Exercise task
Set down all of the entries word for word, omitting the images they contain.
— start of Supplied entries —
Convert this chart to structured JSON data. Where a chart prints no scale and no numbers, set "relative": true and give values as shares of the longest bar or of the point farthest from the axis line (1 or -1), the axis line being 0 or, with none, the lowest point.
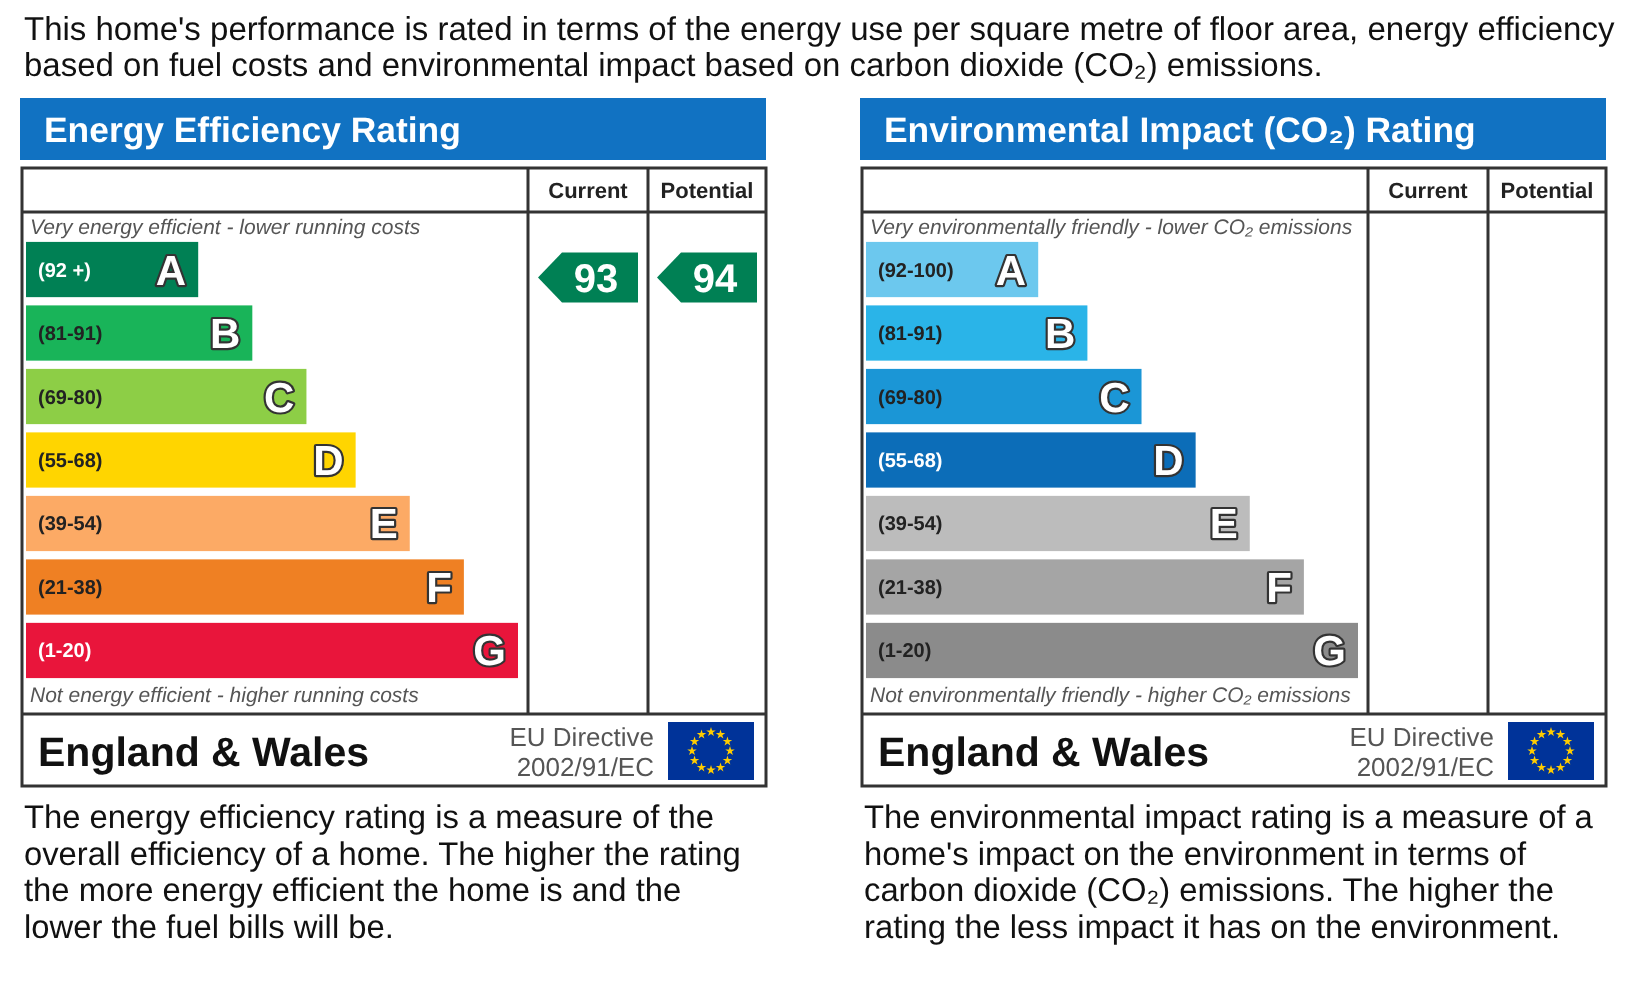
{
  "chart_data": [
    {
      "type": "other",
      "annotations": [
        "This home's performance is rated in terms of the energy use per square metre of floor area, energy efficiency based on fuel costs and environmental impact based on carbon dioxide (CO₂) emissions."
      ]
    },
    {
      "type": "bar",
      "orientation": "horizontal",
      "relative": true,
      "title": "Energy Efficiency Rating",
      "categories": [
        "A",
        "B",
        "C",
        "D",
        "E",
        "F",
        "G"
      ],
      "values": [
        0.35,
        0.46,
        0.57,
        0.67,
        0.78,
        0.89,
        1
      ],
      "colors": [
        "#008054",
        "#19b459",
        "#8dce46",
        "#ffd500",
        "#fcaa65",
        "#ef8023",
        "#e9153b"
      ],
      "annotations": [
        "Current",
        "Potential",
        "Very energy efficient - lower running costs",
        "Not energy efficient - higher running costs",
        "England & Wales",
        "EU Directive 2002/91/EC",
        "The energy efficiency rating is a measure of the overall efficiency of a home. The higher the rating the more energy efficient the home is and the lower the fuel bills will be.",
        "(92 +)",
        "(81-91)",
        "(69-80)",
        "(55-68)",
        "(39-54)",
        "(21-38)",
        "(1-20)",
        "93",
        "94"
      ]
    },
    {
      "type": "bar",
      "orientation": "horizontal",
      "relative": true,
      "title": "Environmental Impact (CO₂) Rating",
      "categories": [
        "A",
        "B",
        "C",
        "D",
        "E",
        "F",
        "G"
      ],
      "values": [
        0.35,
        0.45,
        0.56,
        0.67,
        0.78,
        0.89,
        1
      ],
      "colors": [
        "#6cc8ee",
        "#2ab4e8",
        "#1b96d6",
        "#0c6db8",
        "#bcbcbc",
        "#a5a5a5",
        "#8b8b8b"
      ],
      "annotations": [
        "Current",
        "Potential",
        "Very environmentally friendly - lower CO₂ emissions",
        "Not environmentally friendly - higher CO₂ emissions",
        "England & Wales",
        "EU Directive 2002/91/EC",
        "The environmental impact rating is a measure of a home's impact on the environment in terms of carbon dioxide (CO₂) emissions. The higher the rating the less impact it has on the environment.",
        "(92-100)",
        "(81-91)",
        "(69-80)",
        "(55-68)",
        "(39-54)",
        "(21-38)",
        "(1-20)"
      ]
    }
  ]
}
— end of Supplied entries —
Finished exercise
Convert this chart to structured JSON data. Where a chart prints no scale and no numbers, set "relative": true and give values as shares of the longest bar or of the point farthest from the axis line (1 or -1), the axis line being 0 or, with none, the lowest point.
{
  "chart_data": [
    {
      "type": "other",
      "annotations": [
        "This home's performance is rated in terms of the energy use per square metre of floor area, energy efficiency based on fuel costs and environmental impact based on carbon dioxide (CO₂) emissions."
      ]
    },
    {
      "type": "bar",
      "orientation": "horizontal",
      "relative": true,
      "title": "Energy Efficiency Rating",
      "categories": [
        "A",
        "B",
        "C",
        "D",
        "E",
        "F",
        "G"
      ],
      "values": [
        0.35,
        0.46,
        0.57,
        0.67,
        0.78,
        0.89,
        1
      ],
      "colors": [
        "#008054",
        "#19b459",
        "#8dce46",
        "#ffd500",
        "#fcaa65",
        "#ef8023",
        "#e9153b"
      ],
      "annotations": [
        "Current",
        "Potential",
        "Very energy efficient - lower running costs",
        "Not energy efficient - higher running costs",
        "England & Wales",
        "EU Directive 2002/91/EC",
        "The energy efficiency rating is a measure of the overall efficiency of a home. The higher the rating the more energy efficient the home is and the lower the fuel bills will be.",
        "(92 +)",
        "(81-91)",
        "(69-80)",
        "(55-68)",
        "(39-54)",
        "(21-38)",
        "(1-20)",
        "93",
        "94"
      ]
    },
    {
      "type": "bar",
      "orientation": "horizontal",
      "relative": true,
      "title": "Environmental Impact (CO₂) Rating",
      "categories": [
        "A",
        "B",
        "C",
        "D",
        "E",
        "F",
        "G"
      ],
      "values": [
        0.35,
        0.45,
        0.56,
        0.67,
        0.78,
        0.89,
        1
      ],
      "colors": [
        "#6cc8ee",
        "#2ab4e8",
        "#1b96d6",
        "#0c6db8",
        "#bcbcbc",
        "#a5a5a5",
        "#8b8b8b"
      ],
      "annotations": [
        "Current",
        "Potential",
        "Very environmentally friendly - lower CO₂ emissions",
        "Not environmentally friendly - higher CO₂ emissions",
        "England & Wales",
        "EU Directive 2002/91/EC",
        "The environmental impact rating is a measure of a home's impact on the environment in terms of carbon dioxide (CO₂) emissions. The higher the rating the less impact it has on the environment.",
        "(92-100)",
        "(81-91)",
        "(69-80)",
        "(55-68)",
        "(39-54)",
        "(21-38)",
        "(1-20)"
      ]
    }
  ]
}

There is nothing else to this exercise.